EXERCISE AIM:
Leaving out the pictures, retype all the material exactly.

EXTRACTED RECORDS:
·····

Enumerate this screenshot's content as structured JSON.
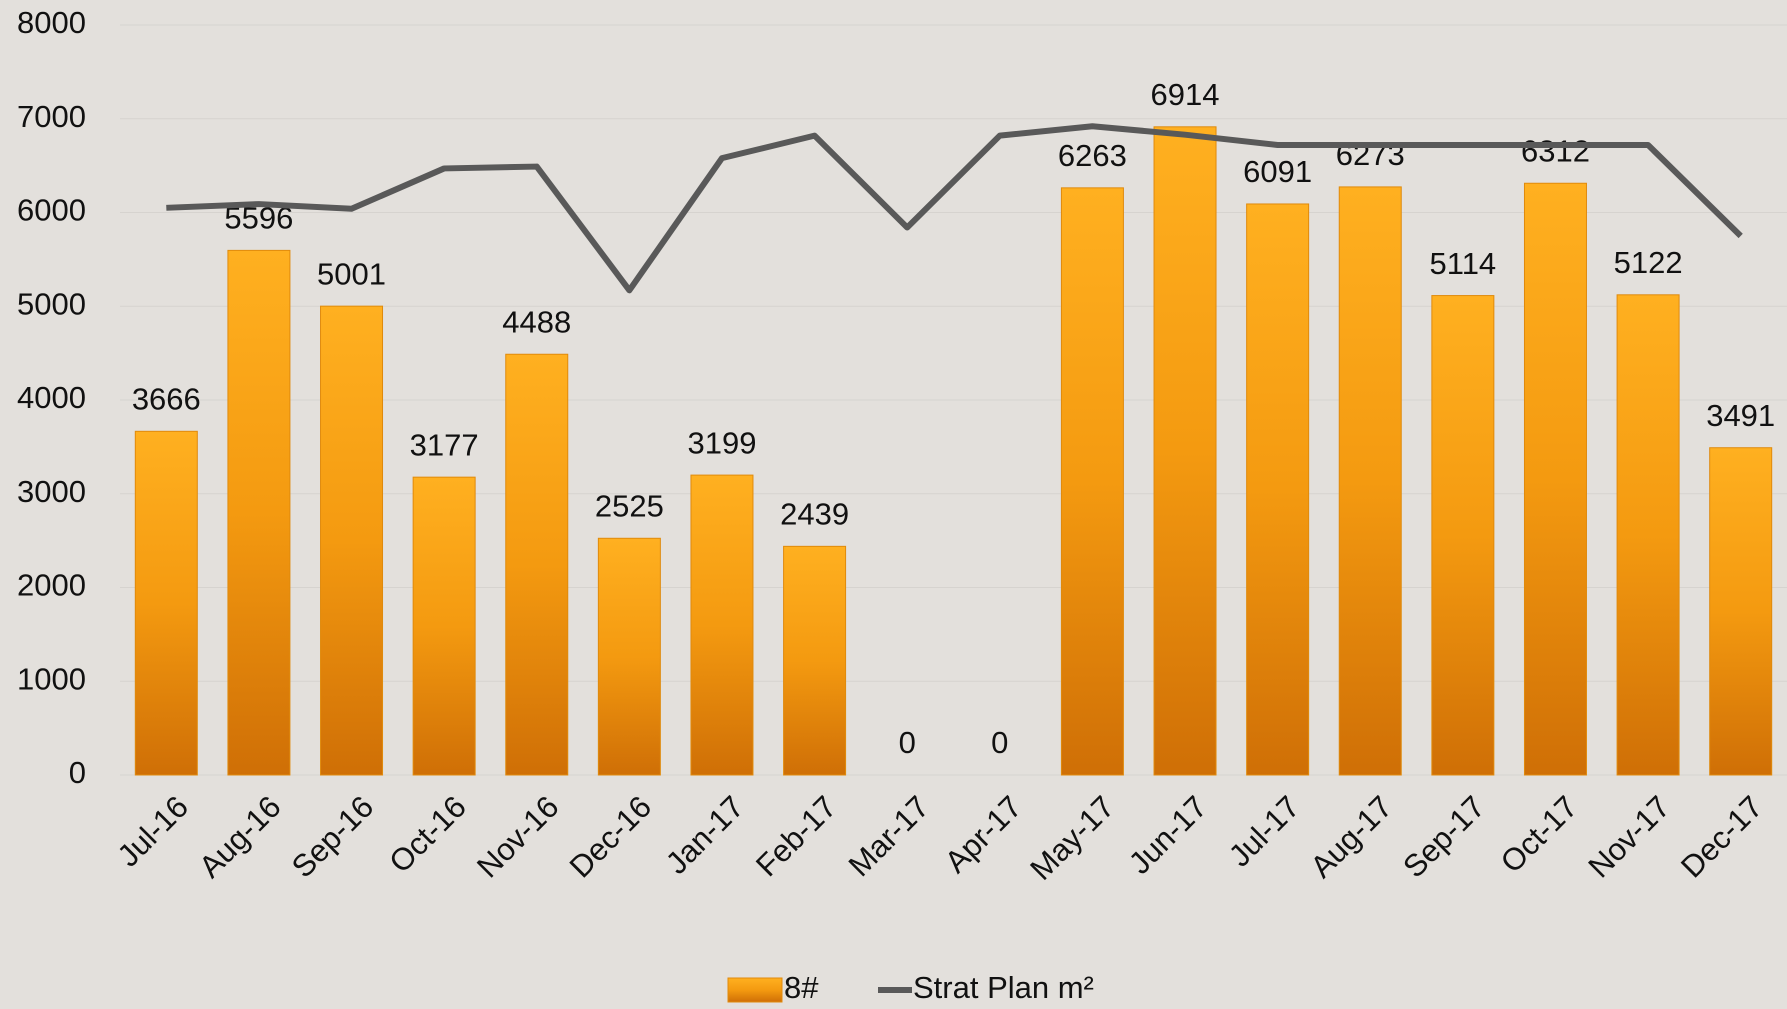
{
  "chart_data": {
    "type": "bar",
    "categories": [
      "Jul-16",
      "Aug-16",
      "Sep-16",
      "Oct-16",
      "Nov-16",
      "Dec-16",
      "Jan-17",
      "Feb-17",
      "Mar-17",
      "Apr-17",
      "May-17",
      "Jun-17",
      "Jul-17",
      "Aug-17",
      "Sep-17",
      "Oct-17",
      "Nov-17",
      "Dec-17"
    ],
    "series": [
      {
        "name": "8#",
        "type": "bar",
        "color": "#f39c12",
        "values": [
          3666,
          5596,
          5001,
          3177,
          4488,
          2525,
          3199,
          2439,
          0,
          0,
          6263,
          6914,
          6091,
          6273,
          5114,
          6312,
          5122,
          3491
        ]
      },
      {
        "name": "Strat Plan m²",
        "type": "line",
        "color": "#595959",
        "values": [
          6050,
          6090,
          6040,
          6470,
          6490,
          5170,
          6580,
          6820,
          5840,
          6820,
          6920,
          6830,
          6720,
          6720,
          6720,
          6720,
          6720,
          5750
        ]
      }
    ],
    "ylim": [
      0,
      8000
    ],
    "yticks": [
      0,
      1000,
      2000,
      3000,
      4000,
      5000,
      6000,
      7000,
      8000
    ],
    "grid": true,
    "legend": "bottom"
  }
}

·····

RESPONSE:
Enumerate this screenshot's content as structured JSON.
{
  "chart_data": {
    "type": "bar",
    "categories": [
      "Jul-16",
      "Aug-16",
      "Sep-16",
      "Oct-16",
      "Nov-16",
      "Dec-16",
      "Jan-17",
      "Feb-17",
      "Mar-17",
      "Apr-17",
      "May-17",
      "Jun-17",
      "Jul-17",
      "Aug-17",
      "Sep-17",
      "Oct-17",
      "Nov-17",
      "Dec-17"
    ],
    "series": [
      {
        "name": "8#",
        "type": "bar",
        "color": "#f39c12",
        "values": [
          3666,
          5596,
          5001,
          3177,
          4488,
          2525,
          3199,
          2439,
          0,
          0,
          6263,
          6914,
          6091,
          6273,
          5114,
          6312,
          5122,
          3491
        ]
      },
      {
        "name": "Strat Plan m²",
        "type": "line",
        "color": "#595959",
        "values": [
          6050,
          6090,
          6040,
          6470,
          6490,
          5170,
          6580,
          6820,
          5840,
          6820,
          6920,
          6830,
          6720,
          6720,
          6720,
          6720,
          6720,
          5750
        ]
      }
    ],
    "ylim": [
      0,
      8000
    ],
    "yticks": [
      0,
      1000,
      2000,
      3000,
      4000,
      5000,
      6000,
      7000,
      8000
    ],
    "grid": true,
    "legend": "bottom"
  }
}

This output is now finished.